> [Task] Transcribe each of the lines below word for word, leaving out the pictures.

> [Extracted data]

-.-.-

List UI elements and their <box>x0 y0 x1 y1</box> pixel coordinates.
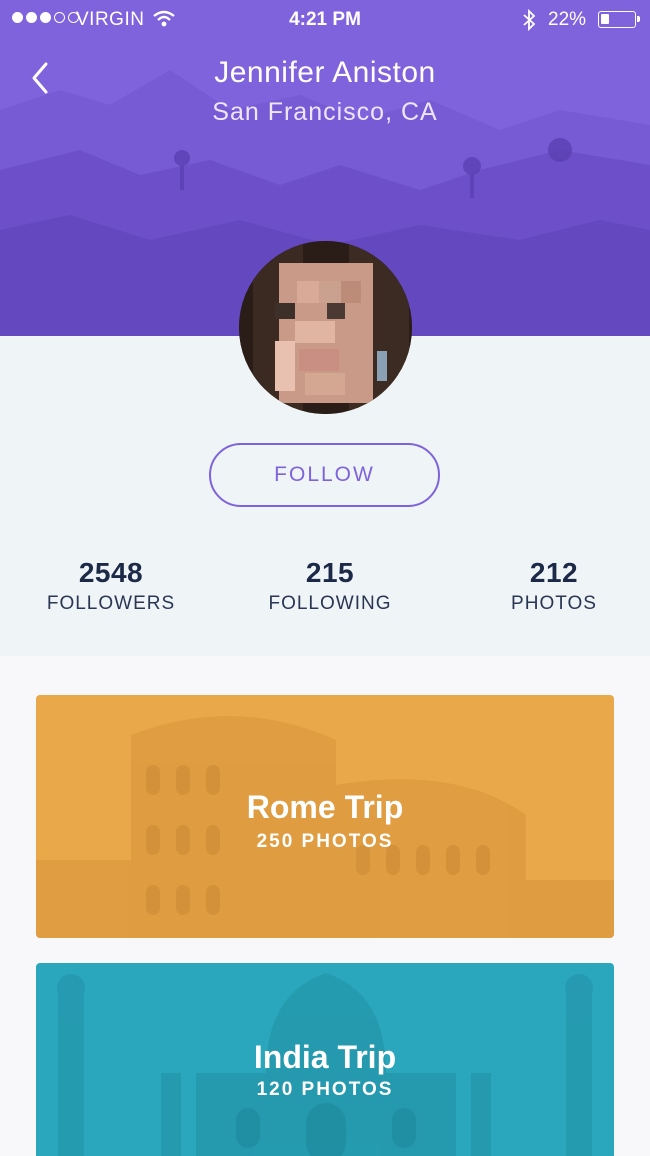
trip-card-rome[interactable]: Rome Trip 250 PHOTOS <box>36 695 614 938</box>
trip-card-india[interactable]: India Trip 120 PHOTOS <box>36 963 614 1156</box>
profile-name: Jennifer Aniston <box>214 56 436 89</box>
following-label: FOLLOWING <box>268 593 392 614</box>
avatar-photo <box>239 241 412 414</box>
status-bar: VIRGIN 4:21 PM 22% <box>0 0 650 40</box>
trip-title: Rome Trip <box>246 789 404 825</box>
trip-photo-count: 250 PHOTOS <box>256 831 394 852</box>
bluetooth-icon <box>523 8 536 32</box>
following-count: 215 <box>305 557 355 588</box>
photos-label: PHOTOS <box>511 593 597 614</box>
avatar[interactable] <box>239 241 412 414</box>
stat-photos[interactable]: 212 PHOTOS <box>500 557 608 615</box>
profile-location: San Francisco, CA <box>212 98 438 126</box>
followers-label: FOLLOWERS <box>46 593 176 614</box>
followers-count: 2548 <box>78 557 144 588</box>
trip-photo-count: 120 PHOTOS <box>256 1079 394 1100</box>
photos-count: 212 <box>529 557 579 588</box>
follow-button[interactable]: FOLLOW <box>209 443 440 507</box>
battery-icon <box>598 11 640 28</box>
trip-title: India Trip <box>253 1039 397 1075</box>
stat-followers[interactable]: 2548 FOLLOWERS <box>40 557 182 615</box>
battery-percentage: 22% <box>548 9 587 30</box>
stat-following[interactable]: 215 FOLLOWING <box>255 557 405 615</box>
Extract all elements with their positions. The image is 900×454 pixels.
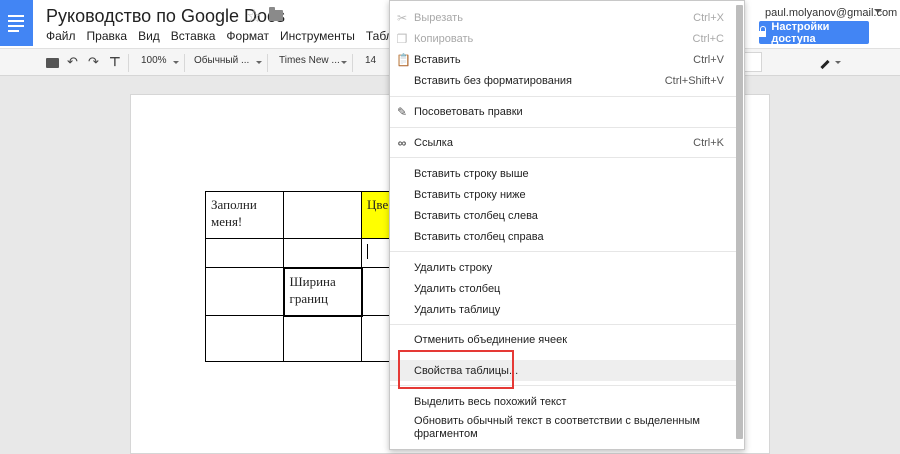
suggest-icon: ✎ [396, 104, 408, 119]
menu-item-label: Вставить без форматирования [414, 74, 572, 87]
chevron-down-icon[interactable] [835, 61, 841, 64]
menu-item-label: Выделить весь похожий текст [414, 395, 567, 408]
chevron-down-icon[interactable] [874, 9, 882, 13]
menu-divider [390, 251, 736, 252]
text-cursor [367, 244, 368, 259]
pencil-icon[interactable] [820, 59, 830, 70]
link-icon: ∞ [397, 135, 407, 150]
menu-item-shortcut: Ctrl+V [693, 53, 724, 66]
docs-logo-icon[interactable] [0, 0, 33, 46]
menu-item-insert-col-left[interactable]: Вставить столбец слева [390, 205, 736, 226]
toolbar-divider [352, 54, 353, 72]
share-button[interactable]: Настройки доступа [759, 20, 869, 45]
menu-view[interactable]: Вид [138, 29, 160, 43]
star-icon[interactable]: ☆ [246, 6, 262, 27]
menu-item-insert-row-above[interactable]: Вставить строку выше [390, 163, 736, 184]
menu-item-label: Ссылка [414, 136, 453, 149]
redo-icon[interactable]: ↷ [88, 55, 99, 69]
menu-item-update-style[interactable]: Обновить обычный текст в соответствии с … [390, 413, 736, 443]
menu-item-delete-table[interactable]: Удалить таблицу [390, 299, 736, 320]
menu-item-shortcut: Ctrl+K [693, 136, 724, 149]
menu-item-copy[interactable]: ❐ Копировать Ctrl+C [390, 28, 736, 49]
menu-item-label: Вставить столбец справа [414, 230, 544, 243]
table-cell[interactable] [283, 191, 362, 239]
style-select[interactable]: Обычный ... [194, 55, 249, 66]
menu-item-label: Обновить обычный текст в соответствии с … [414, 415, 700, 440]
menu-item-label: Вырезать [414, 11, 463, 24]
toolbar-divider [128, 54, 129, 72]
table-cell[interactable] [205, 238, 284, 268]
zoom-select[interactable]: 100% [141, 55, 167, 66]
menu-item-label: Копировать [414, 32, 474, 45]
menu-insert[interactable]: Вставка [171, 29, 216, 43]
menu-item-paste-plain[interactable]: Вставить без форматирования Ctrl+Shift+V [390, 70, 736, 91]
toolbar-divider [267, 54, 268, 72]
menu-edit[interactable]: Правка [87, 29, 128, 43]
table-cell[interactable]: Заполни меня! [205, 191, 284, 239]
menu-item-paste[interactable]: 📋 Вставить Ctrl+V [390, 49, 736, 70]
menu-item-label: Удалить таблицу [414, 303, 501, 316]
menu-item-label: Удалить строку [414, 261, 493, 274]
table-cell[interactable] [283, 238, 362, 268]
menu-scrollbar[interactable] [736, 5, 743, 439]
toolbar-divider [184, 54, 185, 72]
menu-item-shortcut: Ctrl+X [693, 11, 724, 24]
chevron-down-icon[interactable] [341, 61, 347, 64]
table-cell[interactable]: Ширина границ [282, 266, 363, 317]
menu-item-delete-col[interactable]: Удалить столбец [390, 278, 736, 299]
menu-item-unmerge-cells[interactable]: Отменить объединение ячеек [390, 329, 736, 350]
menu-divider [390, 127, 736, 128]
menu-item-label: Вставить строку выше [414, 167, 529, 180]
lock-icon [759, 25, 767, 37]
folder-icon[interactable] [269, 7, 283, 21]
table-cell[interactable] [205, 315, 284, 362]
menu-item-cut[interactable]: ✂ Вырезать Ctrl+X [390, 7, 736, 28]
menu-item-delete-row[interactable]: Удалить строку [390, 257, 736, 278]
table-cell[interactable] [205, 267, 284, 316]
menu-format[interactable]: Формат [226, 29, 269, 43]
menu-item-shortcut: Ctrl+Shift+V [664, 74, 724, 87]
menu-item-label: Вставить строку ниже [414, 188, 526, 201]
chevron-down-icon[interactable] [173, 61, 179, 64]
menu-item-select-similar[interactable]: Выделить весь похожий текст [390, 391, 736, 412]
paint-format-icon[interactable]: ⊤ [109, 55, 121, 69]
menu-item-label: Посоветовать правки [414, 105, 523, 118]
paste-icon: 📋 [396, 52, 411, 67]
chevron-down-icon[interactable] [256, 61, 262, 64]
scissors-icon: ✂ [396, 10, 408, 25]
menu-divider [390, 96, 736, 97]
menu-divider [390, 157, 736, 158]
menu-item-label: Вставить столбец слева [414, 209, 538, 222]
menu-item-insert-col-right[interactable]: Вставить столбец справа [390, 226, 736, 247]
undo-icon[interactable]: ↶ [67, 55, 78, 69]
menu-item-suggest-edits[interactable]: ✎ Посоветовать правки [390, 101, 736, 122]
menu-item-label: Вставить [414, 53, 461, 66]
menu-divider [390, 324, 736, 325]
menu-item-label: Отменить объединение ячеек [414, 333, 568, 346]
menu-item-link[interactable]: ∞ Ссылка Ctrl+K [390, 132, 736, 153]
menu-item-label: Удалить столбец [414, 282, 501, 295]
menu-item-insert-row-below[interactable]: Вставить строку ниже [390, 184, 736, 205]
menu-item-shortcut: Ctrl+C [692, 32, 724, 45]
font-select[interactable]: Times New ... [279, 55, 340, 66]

-.-.-

> [Output for this task]
List UI elements and their <box>x0 y0 x1 y1</box> pixel coordinates.
trip-card-rome[interactable]: Rome Trip 250 PHOTOS <box>36 695 614 938</box>
trip-card-india[interactable]: India Trip 120 PHOTOS <box>36 963 614 1156</box>
profile-name: Jennifer Aniston <box>214 56 436 89</box>
following-label: FOLLOWING <box>268 593 392 614</box>
avatar-photo <box>239 241 412 414</box>
status-bar: VIRGIN 4:21 PM 22% <box>0 0 650 40</box>
trip-title: Rome Trip <box>246 789 404 825</box>
trip-photo-count: 250 PHOTOS <box>256 831 394 852</box>
bluetooth-icon <box>523 8 536 32</box>
following-count: 215 <box>305 557 355 588</box>
photos-label: PHOTOS <box>511 593 597 614</box>
avatar[interactable] <box>239 241 412 414</box>
stat-photos[interactable]: 212 PHOTOS <box>500 557 608 615</box>
profile-location: San Francisco, CA <box>212 98 438 126</box>
followers-label: FOLLOWERS <box>46 593 176 614</box>
followers-count: 2548 <box>78 557 144 588</box>
trip-photo-count: 120 PHOTOS <box>256 1079 394 1100</box>
photos-count: 212 <box>529 557 579 588</box>
follow-button[interactable]: FOLLOW <box>209 443 440 507</box>
battery-icon <box>598 11 640 28</box>
trip-title: India Trip <box>253 1039 397 1075</box>
stat-followers[interactable]: 2548 FOLLOWERS <box>40 557 182 615</box>
battery-percentage: 22% <box>548 9 587 30</box>
stat-following[interactable]: 215 FOLLOWING <box>255 557 405 615</box>
Extract all elements with their positions. The image is 900×454 pixels.
suggest-icon: ✎ [396, 104, 408, 119]
menu-item-label: Вставить без форматирования [414, 74, 572, 87]
chevron-down-icon[interactable] [835, 61, 841, 64]
menu-item-label: Выделить весь похожий текст [414, 395, 567, 408]
chevron-down-icon[interactable] [874, 9, 882, 13]
menu-divider [390, 251, 736, 252]
text-cursor [367, 244, 368, 259]
pencil-icon[interactable] [820, 59, 830, 70]
link-icon: ∞ [397, 135, 407, 150]
menu-item-shortcut: Ctrl+V [693, 53, 724, 66]
docs-logo-icon[interactable] [0, 0, 33, 46]
menu-item-insert-col-left[interactable]: Вставить столбец слева [390, 205, 736, 226]
toolbar-divider [352, 54, 353, 72]
share-button[interactable]: Настройки доступа [759, 20, 869, 45]
menu-view[interactable]: Вид [138, 29, 160, 43]
star-icon[interactable]: ☆ [246, 6, 262, 27]
menu-item-insert-row-above[interactable]: Вставить строку выше [390, 163, 736, 184]
menu-item-label: Ссылка [414, 136, 453, 149]
redo-icon[interactable]: ↷ [88, 55, 99, 69]
menu-item-update-style[interactable]: Обновить обычный текст в соответствии с … [390, 413, 736, 443]
menu-item-delete-table[interactable]: Удалить таблицу [390, 299, 736, 320]
menu-item-shortcut: Ctrl+K [693, 136, 724, 149]
menu-item-copy[interactable]: ❐ Копировать Ctrl+C [390, 28, 736, 49]
menu-item-label: Вставить столбец справа [414, 230, 544, 243]
table-cell[interactable] [283, 191, 362, 239]
style-select[interactable]: Обычный ... [194, 55, 249, 66]
menu-item-label: Обновить обычный текст в соответствии с … [414, 415, 700, 440]
menu-item-label: Вырезать [414, 11, 463, 24]
toolbar-divider [128, 54, 129, 72]
table-cell[interactable] [205, 238, 284, 268]
zoom-select[interactable]: 100% [141, 55, 167, 66]
menu-item-label: Копировать [414, 32, 474, 45]
menu-insert[interactable]: Вставка [171, 29, 216, 43]
menu-item-paste-plain[interactable]: Вставить без форматирования Ctrl+Shift+V [390, 70, 736, 91]
toolbar-divider [267, 54, 268, 72]
menu-edit[interactable]: Правка [87, 29, 128, 43]
table-cell[interactable]: Заполни меня! [205, 191, 284, 239]
menu-item-paste[interactable]: 📋 Вставить Ctrl+V [390, 49, 736, 70]
menu-item-label: Удалить таблицу [414, 303, 501, 316]
menu-item-label: Удалить строку [414, 261, 493, 274]
table-cell[interactable] [283, 238, 362, 268]
menu-scrollbar[interactable] [736, 5, 743, 439]
toolbar-divider [184, 54, 185, 72]
menu-item-shortcut: Ctrl+X [693, 11, 724, 24]
chevron-down-icon[interactable] [341, 61, 347, 64]
table-cell[interactable]: Ширина границ [282, 266, 363, 317]
menu-item-delete-col[interactable]: Удалить столбец [390, 278, 736, 299]
menu-item-unmerge-cells[interactable]: Отменить объединение ячеек [390, 329, 736, 350]
menu-divider [390, 127, 736, 128]
menu-item-label: Вставить строку выше [414, 167, 529, 180]
lock-icon [759, 25, 767, 37]
folder-icon[interactable] [269, 7, 283, 21]
table-cell[interactable] [205, 315, 284, 362]
menu-item-cut[interactable]: ✂ Вырезать Ctrl+X [390, 7, 736, 28]
menu-item-delete-row[interactable]: Удалить строку [390, 257, 736, 278]
table-cell[interactable] [205, 267, 284, 316]
menu-format[interactable]: Формат [226, 29, 269, 43]
menu-item-shortcut: Ctrl+Shift+V [664, 74, 724, 87]
menu-item-label: Вставить строку ниже [414, 188, 526, 201]
chevron-down-icon[interactable] [173, 61, 179, 64]
menu-item-select-similar[interactable]: Выделить весь похожий текст [390, 391, 736, 412]
paint-format-icon[interactable]: ⊤ [109, 55, 121, 69]
menu-item-label: Посоветовать правки [414, 105, 523, 118]
paste-icon: 📋 [396, 52, 411, 67]
chevron-down-icon[interactable] [256, 61, 262, 64]
scissors-icon: ✂ [396, 10, 408, 25]
menu-divider [390, 96, 736, 97]
menu-divider [390, 157, 736, 158]
menu-item-label: Вставить столбец слева [414, 209, 538, 222]
menu-item-insert-col-right[interactable]: Вставить столбец справа [390, 226, 736, 247]
undo-icon[interactable]: ↶ [67, 55, 78, 69]
menu-item-suggest-edits[interactable]: ✎ Посоветовать правки [390, 101, 736, 122]
menu-item-label: Вставить [414, 53, 461, 66]
menu-divider [390, 324, 736, 325]
menu-item-label: Отменить объединение ячеек [414, 333, 568, 346]
menu-item-link[interactable]: ∞ Ссылка Ctrl+K [390, 132, 736, 153]
menu-item-label: Удалить столбец [414, 282, 501, 295]
menu-item-insert-row-below[interactable]: Вставить строку ниже [390, 184, 736, 205]
menu-item-shortcut: Ctrl+C [692, 32, 724, 45]
font-select[interactable]: Times New ... [279, 55, 340, 66]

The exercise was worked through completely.